_ROWS:_

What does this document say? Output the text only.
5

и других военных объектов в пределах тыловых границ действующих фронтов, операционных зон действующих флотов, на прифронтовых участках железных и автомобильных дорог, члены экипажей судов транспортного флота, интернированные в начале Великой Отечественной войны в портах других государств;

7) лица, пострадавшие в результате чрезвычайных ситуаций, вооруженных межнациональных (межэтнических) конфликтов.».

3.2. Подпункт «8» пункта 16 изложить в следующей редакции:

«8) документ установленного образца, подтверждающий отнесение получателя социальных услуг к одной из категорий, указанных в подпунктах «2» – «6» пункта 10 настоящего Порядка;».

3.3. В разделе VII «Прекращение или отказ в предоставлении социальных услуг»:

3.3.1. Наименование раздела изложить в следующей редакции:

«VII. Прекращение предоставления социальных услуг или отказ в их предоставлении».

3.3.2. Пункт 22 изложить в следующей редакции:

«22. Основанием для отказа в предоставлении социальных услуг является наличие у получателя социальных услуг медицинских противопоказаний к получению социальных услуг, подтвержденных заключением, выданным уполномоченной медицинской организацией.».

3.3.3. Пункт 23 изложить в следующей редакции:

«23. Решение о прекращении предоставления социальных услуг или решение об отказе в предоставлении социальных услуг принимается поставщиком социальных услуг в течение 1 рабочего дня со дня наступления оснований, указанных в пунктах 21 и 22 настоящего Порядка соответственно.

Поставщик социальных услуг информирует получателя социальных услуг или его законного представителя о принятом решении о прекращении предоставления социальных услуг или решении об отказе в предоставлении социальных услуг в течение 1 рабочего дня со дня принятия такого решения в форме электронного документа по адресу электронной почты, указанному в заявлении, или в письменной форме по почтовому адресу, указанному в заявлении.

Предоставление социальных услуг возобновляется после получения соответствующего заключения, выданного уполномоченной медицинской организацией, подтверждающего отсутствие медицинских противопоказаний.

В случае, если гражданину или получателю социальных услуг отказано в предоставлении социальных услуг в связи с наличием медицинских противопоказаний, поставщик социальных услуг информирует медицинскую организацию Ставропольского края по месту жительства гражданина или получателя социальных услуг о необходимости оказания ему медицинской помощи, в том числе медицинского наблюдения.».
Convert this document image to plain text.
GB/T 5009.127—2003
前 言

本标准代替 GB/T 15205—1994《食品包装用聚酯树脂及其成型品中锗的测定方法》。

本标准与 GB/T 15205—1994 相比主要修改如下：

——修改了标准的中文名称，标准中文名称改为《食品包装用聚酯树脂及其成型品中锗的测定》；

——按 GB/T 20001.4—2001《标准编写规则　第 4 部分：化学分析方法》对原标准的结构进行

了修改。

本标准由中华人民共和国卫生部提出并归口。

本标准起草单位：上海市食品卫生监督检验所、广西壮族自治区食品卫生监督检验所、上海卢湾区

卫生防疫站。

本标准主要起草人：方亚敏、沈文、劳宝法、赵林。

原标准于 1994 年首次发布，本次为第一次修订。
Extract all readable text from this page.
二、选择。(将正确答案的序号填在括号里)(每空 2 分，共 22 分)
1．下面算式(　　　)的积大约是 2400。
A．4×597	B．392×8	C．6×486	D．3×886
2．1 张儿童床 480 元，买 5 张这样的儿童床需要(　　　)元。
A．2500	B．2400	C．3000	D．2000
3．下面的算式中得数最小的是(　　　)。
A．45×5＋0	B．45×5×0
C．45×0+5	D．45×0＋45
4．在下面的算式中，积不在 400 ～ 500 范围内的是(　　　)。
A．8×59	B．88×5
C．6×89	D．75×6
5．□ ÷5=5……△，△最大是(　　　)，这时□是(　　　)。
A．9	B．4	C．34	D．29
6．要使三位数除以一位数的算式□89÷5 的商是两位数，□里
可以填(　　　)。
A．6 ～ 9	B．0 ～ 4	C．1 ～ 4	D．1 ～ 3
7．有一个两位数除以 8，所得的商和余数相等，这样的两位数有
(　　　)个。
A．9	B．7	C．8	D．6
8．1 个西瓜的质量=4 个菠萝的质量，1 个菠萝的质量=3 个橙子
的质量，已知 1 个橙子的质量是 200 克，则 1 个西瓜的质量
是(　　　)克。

_TASK REQUIREMENTS:_ Copy out the data shown above without altering anything.

_WRITTEN ANSWER:_
What does this document say? Output the text only.
5

и других военных объектов в пределах тыловых границ действующих фронтов, операционных зон действующих флотов, на прифронтовых участках железных и автомобильных дорог, члены экипажей судов транспортного флота, интернированные в начале Великой Отечественной войны в портах других государств;

7) лица, пострадавшие в результате чрезвычайных ситуаций, вооруженных межнациональных (межэтнических) конфликтов.».

3.2. Подпункт «8» пункта 16 изложить в следующей редакции:

«8) документ установленного образца, подтверждающий отнесение получателя социальных услуг к одной из категорий, указанных в подпунктах «2» – «6» пункта 10 настоящего Порядка;».

3.3. В разделе VII «Прекращение или отказ в предоставлении социальных услуг»:

3.3.1. Наименование раздела изложить в следующей редакции:

«VII. Прекращение предоставления социальных услуг или отказ в их предоставлении».

3.3.2. Пункт 22 изложить в следующей редакции:

«22. Основанием для отказа в предоставлении социальных услуг является наличие у получателя социальных услуг медицинских противопоказаний к получению социальных услуг, подтвержденных заключением, выданным уполномоченной медицинской организацией.».

3.3.3. Пункт 23 изложить в следующей редакции:

«23. Решение о прекращении предоставления социальных услуг или решение об отказе в предоставлении социальных услуг принимается поставщиком социальных услуг в течение 1 рабочего дня со дня наступления оснований, указанных в пунктах 21 и 22 настоящего Порядка соответственно.

Поставщик социальных услуг информирует получателя социальных услуг или его законного представителя о принятом решении о прекращении предоставления социальных услуг или решении об отказе в предоставлении социальных услуг в течение 1 рабочего дня со дня принятия такого решения в форме электронного документа по адресу электронной почты, указанному в заявлении, или в письменной форме по почтовому адресу, указанному в заявлении.

Предоставление социальных услуг возобновляется после получения соответствующего заключения, выданного уполномоченной медицинской организацией, подтверждающего отсутствие медицинских противопоказаний.

В случае, если гражданину или получателю социальных услуг отказано в предоставлении социальных услуг в связи с наличием медицинских противопоказаний, поставщик социальных услуг информирует медицинскую организацию Ставропольского края по месту жительства гражданина или получателя социальных услуг о необходимости оказания ему медицинской помощи, в том числе медицинского наблюдения.».
Convert this document image to plain text.
GB/T 5009.127—2003
前 言

本标准代替 GB/T 15205—1994《食品包装用聚酯树脂及其成型品中锗的测定方法》。

本标准与 GB/T 15205—1994 相比主要修改如下：

——修改了标准的中文名称，标准中文名称改为《食品包装用聚酯树脂及其成型品中锗的测定》；

——按 GB/T 20001.4—2001《标准编写规则　第 4 部分：化学分析方法》对原标准的结构进行

了修改。

本标准由中华人民共和国卫生部提出并归口。

本标准起草单位：上海市食品卫生监督检验所、广西壮族自治区食品卫生监督检验所、上海卢湾区

卫生防疫站。

本标准主要起草人：方亚敏、沈文、劳宝法、赵林。

原标准于 1994 年首次发布，本次为第一次修订。
Extract all readable text from this page.
二、选择。(将正确答案的序号填在括号里)(每空 2 分，共 22 分)
1．下面算式(　　　)的积大约是 2400。
A．4×597	B．392×8	C．6×486	D．3×886
2．1 张儿童床 480 元，买 5 张这样的儿童床需要(　　　)元。
A．2500	B．2400	C．3000	D．2000
3．下面的算式中得数最小的是(　　　)。
A．45×5＋0	B．45×5×0
C．45×0+5	D．45×0＋45
4．在下面的算式中，积不在 400 ～ 500 范围内的是(　　　)。
A．8×59	B．88×5
C．6×89	D．75×6
5．□ ÷5=5……△，△最大是(　　　)，这时□是(　　　)。
A．9	B．4	C．34	D．29
6．要使三位数除以一位数的算式□89÷5 的商是两位数，□里
可以填(　　　)。
A．6 ～ 9	B．0 ～ 4	C．1 ～ 4	D．1 ～ 3
7．有一个两位数除以 8，所得的商和余数相等，这样的两位数有
(　　　)个。
A．9	B．7	C．8	D．6
8．1 个西瓜的质量=4 个菠萝的质量，1 个菠萝的质量=3 个橙子
的质量，已知 1 个橙子的质量是 200 克，则 1 个西瓜的质量
是(　　　)克。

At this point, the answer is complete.